> Prompt: Write out the data below in full. Keep it exact.

> Input material:

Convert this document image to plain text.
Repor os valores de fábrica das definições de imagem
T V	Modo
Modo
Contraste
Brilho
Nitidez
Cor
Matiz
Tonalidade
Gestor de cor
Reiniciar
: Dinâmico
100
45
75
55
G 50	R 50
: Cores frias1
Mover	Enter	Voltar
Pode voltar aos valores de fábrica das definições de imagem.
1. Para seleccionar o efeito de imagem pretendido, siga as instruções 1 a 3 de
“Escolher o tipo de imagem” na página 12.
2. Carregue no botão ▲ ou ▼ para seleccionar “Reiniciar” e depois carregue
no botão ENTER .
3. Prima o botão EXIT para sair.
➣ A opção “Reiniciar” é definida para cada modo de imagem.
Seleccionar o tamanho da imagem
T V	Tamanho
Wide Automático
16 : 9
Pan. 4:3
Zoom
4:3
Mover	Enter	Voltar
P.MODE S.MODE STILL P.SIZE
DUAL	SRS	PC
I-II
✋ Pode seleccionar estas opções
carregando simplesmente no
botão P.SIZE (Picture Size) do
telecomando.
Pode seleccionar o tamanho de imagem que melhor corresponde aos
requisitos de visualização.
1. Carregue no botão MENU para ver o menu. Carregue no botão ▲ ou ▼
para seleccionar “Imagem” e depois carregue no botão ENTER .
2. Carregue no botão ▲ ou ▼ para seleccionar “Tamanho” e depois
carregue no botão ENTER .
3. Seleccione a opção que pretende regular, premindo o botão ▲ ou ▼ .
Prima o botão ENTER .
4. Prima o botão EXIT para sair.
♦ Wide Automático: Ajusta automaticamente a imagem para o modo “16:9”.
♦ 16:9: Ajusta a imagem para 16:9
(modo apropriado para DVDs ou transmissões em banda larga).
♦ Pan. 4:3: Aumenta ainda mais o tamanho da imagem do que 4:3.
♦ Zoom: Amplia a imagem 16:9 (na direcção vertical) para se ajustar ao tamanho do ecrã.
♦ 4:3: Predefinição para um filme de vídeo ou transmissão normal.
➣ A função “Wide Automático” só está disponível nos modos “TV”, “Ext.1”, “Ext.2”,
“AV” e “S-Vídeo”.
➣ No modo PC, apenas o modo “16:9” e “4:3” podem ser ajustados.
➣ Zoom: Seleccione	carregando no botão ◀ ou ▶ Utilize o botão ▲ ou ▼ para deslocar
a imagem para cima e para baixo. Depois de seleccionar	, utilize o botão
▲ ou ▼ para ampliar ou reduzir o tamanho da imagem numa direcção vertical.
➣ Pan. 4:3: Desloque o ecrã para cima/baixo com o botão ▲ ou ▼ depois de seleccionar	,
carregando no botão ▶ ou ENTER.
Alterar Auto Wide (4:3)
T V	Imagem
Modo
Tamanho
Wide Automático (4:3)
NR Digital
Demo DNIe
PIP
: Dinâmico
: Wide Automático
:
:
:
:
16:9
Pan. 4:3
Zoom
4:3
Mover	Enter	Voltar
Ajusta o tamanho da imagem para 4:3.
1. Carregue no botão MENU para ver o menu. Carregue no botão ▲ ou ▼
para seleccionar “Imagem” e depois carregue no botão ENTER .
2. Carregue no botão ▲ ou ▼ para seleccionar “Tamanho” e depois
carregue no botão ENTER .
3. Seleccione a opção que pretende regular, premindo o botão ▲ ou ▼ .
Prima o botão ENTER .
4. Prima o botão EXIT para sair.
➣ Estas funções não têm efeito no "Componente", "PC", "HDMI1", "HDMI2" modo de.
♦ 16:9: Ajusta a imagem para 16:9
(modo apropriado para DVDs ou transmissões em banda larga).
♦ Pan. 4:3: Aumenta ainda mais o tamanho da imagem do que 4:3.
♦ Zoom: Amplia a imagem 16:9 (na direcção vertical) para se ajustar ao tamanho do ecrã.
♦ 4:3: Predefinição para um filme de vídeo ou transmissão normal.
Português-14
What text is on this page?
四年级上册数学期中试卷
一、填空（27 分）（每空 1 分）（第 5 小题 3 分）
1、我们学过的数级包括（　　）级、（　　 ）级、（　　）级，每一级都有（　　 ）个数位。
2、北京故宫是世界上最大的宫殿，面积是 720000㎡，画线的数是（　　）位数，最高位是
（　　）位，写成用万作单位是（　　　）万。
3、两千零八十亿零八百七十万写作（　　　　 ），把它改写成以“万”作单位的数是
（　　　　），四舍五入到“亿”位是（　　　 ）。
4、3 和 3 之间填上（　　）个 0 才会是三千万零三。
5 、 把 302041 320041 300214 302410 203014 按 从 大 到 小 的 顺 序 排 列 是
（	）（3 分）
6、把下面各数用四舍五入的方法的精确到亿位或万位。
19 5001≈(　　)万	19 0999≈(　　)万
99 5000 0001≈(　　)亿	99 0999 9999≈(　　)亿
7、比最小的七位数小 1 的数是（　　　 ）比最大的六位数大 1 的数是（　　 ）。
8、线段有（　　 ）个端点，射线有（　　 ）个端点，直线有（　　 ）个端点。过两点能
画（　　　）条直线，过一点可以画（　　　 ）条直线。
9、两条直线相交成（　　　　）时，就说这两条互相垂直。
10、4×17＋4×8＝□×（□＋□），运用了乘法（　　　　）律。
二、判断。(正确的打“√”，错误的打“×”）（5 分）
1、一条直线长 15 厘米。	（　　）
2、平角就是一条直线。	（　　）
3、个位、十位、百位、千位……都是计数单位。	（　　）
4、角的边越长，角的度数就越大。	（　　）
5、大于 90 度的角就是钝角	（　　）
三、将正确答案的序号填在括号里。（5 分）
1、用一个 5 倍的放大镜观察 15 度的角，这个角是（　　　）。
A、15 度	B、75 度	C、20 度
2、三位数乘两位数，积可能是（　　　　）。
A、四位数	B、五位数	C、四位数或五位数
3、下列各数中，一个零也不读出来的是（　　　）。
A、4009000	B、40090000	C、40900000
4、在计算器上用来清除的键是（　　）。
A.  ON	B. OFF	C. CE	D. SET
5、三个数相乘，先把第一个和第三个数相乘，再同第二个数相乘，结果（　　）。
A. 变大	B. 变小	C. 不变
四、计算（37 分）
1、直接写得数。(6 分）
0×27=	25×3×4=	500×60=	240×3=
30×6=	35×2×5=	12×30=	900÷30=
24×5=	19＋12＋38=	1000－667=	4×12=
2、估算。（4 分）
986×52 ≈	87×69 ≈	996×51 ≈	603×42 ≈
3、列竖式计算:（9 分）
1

> Right answer:
Convert this document image to plain text.
Repor os valores de fábrica das definições de imagem
T V	Modo
Modo
Contraste
Brilho
Nitidez
Cor
Matiz
Tonalidade
Gestor de cor
Reiniciar
: Dinâmico
100
45
75
55
G 50	R 50
: Cores frias1
Mover	Enter	Voltar
Pode voltar aos valores de fábrica das definições de imagem.
1. Para seleccionar o efeito de imagem pretendido, siga as instruções 1 a 3 de
“Escolher o tipo de imagem” na página 12.
2. Carregue no botão ▲ ou ▼ para seleccionar “Reiniciar” e depois carregue
no botão ENTER .
3. Prima o botão EXIT para sair.
➣ A opção “Reiniciar” é definida para cada modo de imagem.
Seleccionar o tamanho da imagem
T V	Tamanho
Wide Automático
16 : 9
Pan. 4:3
Zoom
4:3
Mover	Enter	Voltar
P.MODE S.MODE STILL P.SIZE
DUAL	SRS	PC
I-II
✋ Pode seleccionar estas opções
carregando simplesmente no
botão P.SIZE (Picture Size) do
telecomando.
Pode seleccionar o tamanho de imagem que melhor corresponde aos
requisitos de visualização.
1. Carregue no botão MENU para ver o menu. Carregue no botão ▲ ou ▼
para seleccionar “Imagem” e depois carregue no botão ENTER .
2. Carregue no botão ▲ ou ▼ para seleccionar “Tamanho” e depois
carregue no botão ENTER .
3. Seleccione a opção que pretende regular, premindo o botão ▲ ou ▼ .
Prima o botão ENTER .
4. Prima o botão EXIT para sair.
♦ Wide Automático: Ajusta automaticamente a imagem para o modo “16:9”.
♦ 16:9: Ajusta a imagem para 16:9
(modo apropriado para DVDs ou transmissões em banda larga).
♦ Pan. 4:3: Aumenta ainda mais o tamanho da imagem do que 4:3.
♦ Zoom: Amplia a imagem 16:9 (na direcção vertical) para se ajustar ao tamanho do ecrã.
♦ 4:3: Predefinição para um filme de vídeo ou transmissão normal.
➣ A função “Wide Automático” só está disponível nos modos “TV”, “Ext.1”, “Ext.2”,
“AV” e “S-Vídeo”.
➣ No modo PC, apenas o modo “16:9” e “4:3” podem ser ajustados.
➣ Zoom: Seleccione	carregando no botão ◀ ou ▶ Utilize o botão ▲ ou ▼ para deslocar
a imagem para cima e para baixo. Depois de seleccionar	, utilize o botão
▲ ou ▼ para ampliar ou reduzir o tamanho da imagem numa direcção vertical.
➣ Pan. 4:3: Desloque o ecrã para cima/baixo com o botão ▲ ou ▼ depois de seleccionar	,
carregando no botão ▶ ou ENTER.
Alterar Auto Wide (4:3)
T V	Imagem
Modo
Tamanho
Wide Automático (4:3)
NR Digital
Demo DNIe
PIP
: Dinâmico
: Wide Automático
:
:
:
:
16:9
Pan. 4:3
Zoom
4:3
Mover	Enter	Voltar
Ajusta o tamanho da imagem para 4:3.
1. Carregue no botão MENU para ver o menu. Carregue no botão ▲ ou ▼
para seleccionar “Imagem” e depois carregue no botão ENTER .
2. Carregue no botão ▲ ou ▼ para seleccionar “Tamanho” e depois
carregue no botão ENTER .
3. Seleccione a opção que pretende regular, premindo o botão ▲ ou ▼ .
Prima o botão ENTER .
4. Prima o botão EXIT para sair.
➣ Estas funções não têm efeito no "Componente", "PC", "HDMI1", "HDMI2" modo de.
♦ 16:9: Ajusta a imagem para 16:9
(modo apropriado para DVDs ou transmissões em banda larga).
♦ Pan. 4:3: Aumenta ainda mais o tamanho da imagem do que 4:3.
♦ Zoom: Amplia a imagem 16:9 (na direcção vertical) para se ajustar ao tamanho do ecrã.
♦ 4:3: Predefinição para um filme de vídeo ou transmissão normal.
Português-14
What text is on this page?
四年级上册数学期中试卷
一、填空（27 分）（每空 1 分）（第 5 小题 3 分）
1、我们学过的数级包括（　　）级、（　　 ）级、（　　）级，每一级都有（　　 ）个数位。
2、北京故宫是世界上最大的宫殿，面积是 720000㎡，画线的数是（　　）位数，最高位是
（　　）位，写成用万作单位是（　　　）万。
3、两千零八十亿零八百七十万写作（　　　　 ），把它改写成以“万”作单位的数是
（　　　　），四舍五入到“亿”位是（　　　 ）。
4、3 和 3 之间填上（　　）个 0 才会是三千万零三。
5 、 把 302041 320041 300214 302410 203014 按 从 大 到 小 的 顺 序 排 列 是
（	）（3 分）
6、把下面各数用四舍五入的方法的精确到亿位或万位。
19 5001≈(　　)万	19 0999≈(　　)万
99 5000 0001≈(　　)亿	99 0999 9999≈(　　)亿
7、比最小的七位数小 1 的数是（　　　 ）比最大的六位数大 1 的数是（　　 ）。
8、线段有（　　 ）个端点，射线有（　　 ）个端点，直线有（　　 ）个端点。过两点能
画（　　　）条直线，过一点可以画（　　　 ）条直线。
9、两条直线相交成（　　　　）时，就说这两条互相垂直。
10、4×17＋4×8＝□×（□＋□），运用了乘法（　　　　）律。
二、判断。(正确的打“√”，错误的打“×”）（5 分）
1、一条直线长 15 厘米。	（　　）
2、平角就是一条直线。	（　　）
3、个位、十位、百位、千位……都是计数单位。	（　　）
4、角的边越长，角的度数就越大。	（　　）
5、大于 90 度的角就是钝角	（　　）
三、将正确答案的序号填在括号里。（5 分）
1、用一个 5 倍的放大镜观察 15 度的角，这个角是（　　　）。
A、15 度	B、75 度	C、20 度
2、三位数乘两位数，积可能是（　　　　）。
A、四位数	B、五位数	C、四位数或五位数
3、下列各数中，一个零也不读出来的是（　　　）。
A、4009000	B、40090000	C、40900000
4、在计算器上用来清除的键是（　　）。
A.  ON	B. OFF	C. CE	D. SET
5、三个数相乘，先把第一个和第三个数相乘，再同第二个数相乘，结果（　　）。
A. 变大	B. 变小	C. 不变
四、计算（37 分）
1、直接写得数。(6 分）
0×27=	25×3×4=	500×60=	240×3=
30×6=	35×2×5=	12×30=	900÷30=
24×5=	19＋12＋38=	1000－667=	4×12=
2、估算。（4 分）
986×52 ≈	87×69 ≈	996×51 ≈	603×42 ≈
3、列竖式计算:（9 分）
1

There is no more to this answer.